▶ VORGEGEBENER TEXT:
= = = =

Warum zehn von zwölf ÖVP-Ministern derart wenig Vertrauen haben und was der ÖVP-Chef machen sollte, analysiert Meinungsforscher Bachmayer.
Bernhard Gaul Bernhard Gaul Caroline Bartos Caroline Bartos

Die ÖVP hat ein massives Imageproblem. Wie sich in der großen OGM-Umfrage für den KURIER am Sonntag zeigte, halten 38 Prozent der Befragten die Partei für korrupter als andere, nur vier Prozent für weniger korrupt. Selbst in den eigenen Reihen ist das Image verbesserungswürdig: 76 Prozent der ÖVP-Anhänger trösten sich, indem sie ihre Partei für gleich korrupt halten wie andere Parteien.

Dazu kommt, dass 58 Prozent der Befragten dem neuen ÖVP-Chef Karl Nehammer nicht zutrauen, in der ÖVP mehr Sauberkeit durchzusetzen. Wie groß das ÖVP-Personalproblem wirklich ist, zeigt das Zeugnis für das ÖVP-Regierungsteam, das einer Katastrophe gleicht: Nur Nehammer und Arbeitsminister Kocher schneiden positiv ab.

Die Ministerinnen Schramböck, Köstinger, Tanner, Raab und Polaschek liegen mit mehr als 30 Prozent im Minus.

= = = =

▶ EINTRÄGE:

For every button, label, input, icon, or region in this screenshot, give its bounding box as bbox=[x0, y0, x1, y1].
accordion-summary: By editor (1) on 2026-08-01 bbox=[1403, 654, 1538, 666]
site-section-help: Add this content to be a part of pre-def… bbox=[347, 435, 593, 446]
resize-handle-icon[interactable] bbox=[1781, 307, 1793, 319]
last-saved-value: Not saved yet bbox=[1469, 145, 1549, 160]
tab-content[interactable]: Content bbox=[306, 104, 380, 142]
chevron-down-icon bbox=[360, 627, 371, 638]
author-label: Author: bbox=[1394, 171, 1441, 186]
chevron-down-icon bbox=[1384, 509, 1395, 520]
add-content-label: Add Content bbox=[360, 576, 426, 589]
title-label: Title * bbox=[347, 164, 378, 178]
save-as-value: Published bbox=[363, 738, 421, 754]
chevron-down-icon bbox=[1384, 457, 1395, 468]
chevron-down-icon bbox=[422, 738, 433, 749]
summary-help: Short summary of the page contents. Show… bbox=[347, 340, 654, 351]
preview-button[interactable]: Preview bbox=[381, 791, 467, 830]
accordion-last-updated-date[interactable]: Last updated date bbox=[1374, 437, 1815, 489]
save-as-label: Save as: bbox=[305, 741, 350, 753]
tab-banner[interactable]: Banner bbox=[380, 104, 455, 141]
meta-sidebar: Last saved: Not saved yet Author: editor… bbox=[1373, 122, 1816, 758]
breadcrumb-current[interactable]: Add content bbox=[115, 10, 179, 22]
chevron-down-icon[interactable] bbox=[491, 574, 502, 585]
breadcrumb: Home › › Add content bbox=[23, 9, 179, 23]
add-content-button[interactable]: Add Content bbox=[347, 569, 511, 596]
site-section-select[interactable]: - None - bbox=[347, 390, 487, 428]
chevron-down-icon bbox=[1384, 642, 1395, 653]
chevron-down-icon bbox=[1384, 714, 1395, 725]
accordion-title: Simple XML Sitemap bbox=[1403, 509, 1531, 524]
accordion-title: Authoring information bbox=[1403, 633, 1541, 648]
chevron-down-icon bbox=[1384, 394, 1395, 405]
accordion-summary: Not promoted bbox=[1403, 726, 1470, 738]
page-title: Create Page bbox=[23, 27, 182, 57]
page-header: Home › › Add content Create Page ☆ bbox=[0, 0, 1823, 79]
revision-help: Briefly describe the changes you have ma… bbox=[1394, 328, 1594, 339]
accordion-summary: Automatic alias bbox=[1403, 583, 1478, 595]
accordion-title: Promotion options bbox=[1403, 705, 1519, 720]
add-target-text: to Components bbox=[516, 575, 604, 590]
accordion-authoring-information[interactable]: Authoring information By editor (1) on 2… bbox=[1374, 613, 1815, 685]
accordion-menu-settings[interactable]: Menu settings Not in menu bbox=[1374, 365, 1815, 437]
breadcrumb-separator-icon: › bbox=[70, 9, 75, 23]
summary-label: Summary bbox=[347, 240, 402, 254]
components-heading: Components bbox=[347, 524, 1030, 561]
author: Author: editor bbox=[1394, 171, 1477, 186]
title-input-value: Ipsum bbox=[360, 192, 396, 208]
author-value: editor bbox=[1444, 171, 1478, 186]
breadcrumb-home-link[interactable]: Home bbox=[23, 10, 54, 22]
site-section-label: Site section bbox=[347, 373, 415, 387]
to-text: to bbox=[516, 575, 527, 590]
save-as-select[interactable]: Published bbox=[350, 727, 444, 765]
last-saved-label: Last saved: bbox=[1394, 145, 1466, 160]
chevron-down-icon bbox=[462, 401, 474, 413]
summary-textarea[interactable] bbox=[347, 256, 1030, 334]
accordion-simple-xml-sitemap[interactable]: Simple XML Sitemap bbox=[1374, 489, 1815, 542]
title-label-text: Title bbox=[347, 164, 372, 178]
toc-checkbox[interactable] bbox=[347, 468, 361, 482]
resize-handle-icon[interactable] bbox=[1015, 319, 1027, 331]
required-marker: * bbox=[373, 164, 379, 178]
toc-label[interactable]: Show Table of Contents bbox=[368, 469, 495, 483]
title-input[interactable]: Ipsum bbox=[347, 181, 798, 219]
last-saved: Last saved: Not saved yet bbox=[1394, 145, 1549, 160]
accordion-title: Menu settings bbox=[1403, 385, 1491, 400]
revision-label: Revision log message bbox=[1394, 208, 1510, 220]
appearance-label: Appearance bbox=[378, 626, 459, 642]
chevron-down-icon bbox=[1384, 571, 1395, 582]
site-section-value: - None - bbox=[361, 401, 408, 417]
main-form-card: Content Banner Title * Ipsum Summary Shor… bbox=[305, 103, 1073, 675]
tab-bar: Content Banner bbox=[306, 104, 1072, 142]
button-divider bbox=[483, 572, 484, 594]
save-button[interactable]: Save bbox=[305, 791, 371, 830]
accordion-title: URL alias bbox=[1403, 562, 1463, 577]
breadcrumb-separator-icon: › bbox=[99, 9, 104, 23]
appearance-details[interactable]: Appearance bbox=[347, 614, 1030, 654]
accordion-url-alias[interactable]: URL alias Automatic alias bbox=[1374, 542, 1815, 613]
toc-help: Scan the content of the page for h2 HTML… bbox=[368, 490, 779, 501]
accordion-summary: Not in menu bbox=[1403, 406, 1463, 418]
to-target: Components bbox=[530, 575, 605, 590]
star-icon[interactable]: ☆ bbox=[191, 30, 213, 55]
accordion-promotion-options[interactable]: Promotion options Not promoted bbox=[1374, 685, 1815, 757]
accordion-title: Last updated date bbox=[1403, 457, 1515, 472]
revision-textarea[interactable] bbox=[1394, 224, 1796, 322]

= = = =

▶ AUFGABEN:
[1] Wie viel Prozent der Befragten halten die ÖVP laut dem Text über ihr Imageproblem für korrupter als andere Parteien?
[2] Nenne alle Ministerinnen, die laut dem Text über das Imageproblem der ÖVP mit mehr als 30 Prozent im Minus liegen.
Die Einträge werden zur Lösung nicht gebraucht.

▶ ANTWORTEN:
[1] 38 Prozent.

[2] Schramböck, Köstinger, Tanner, Raab, Polaschek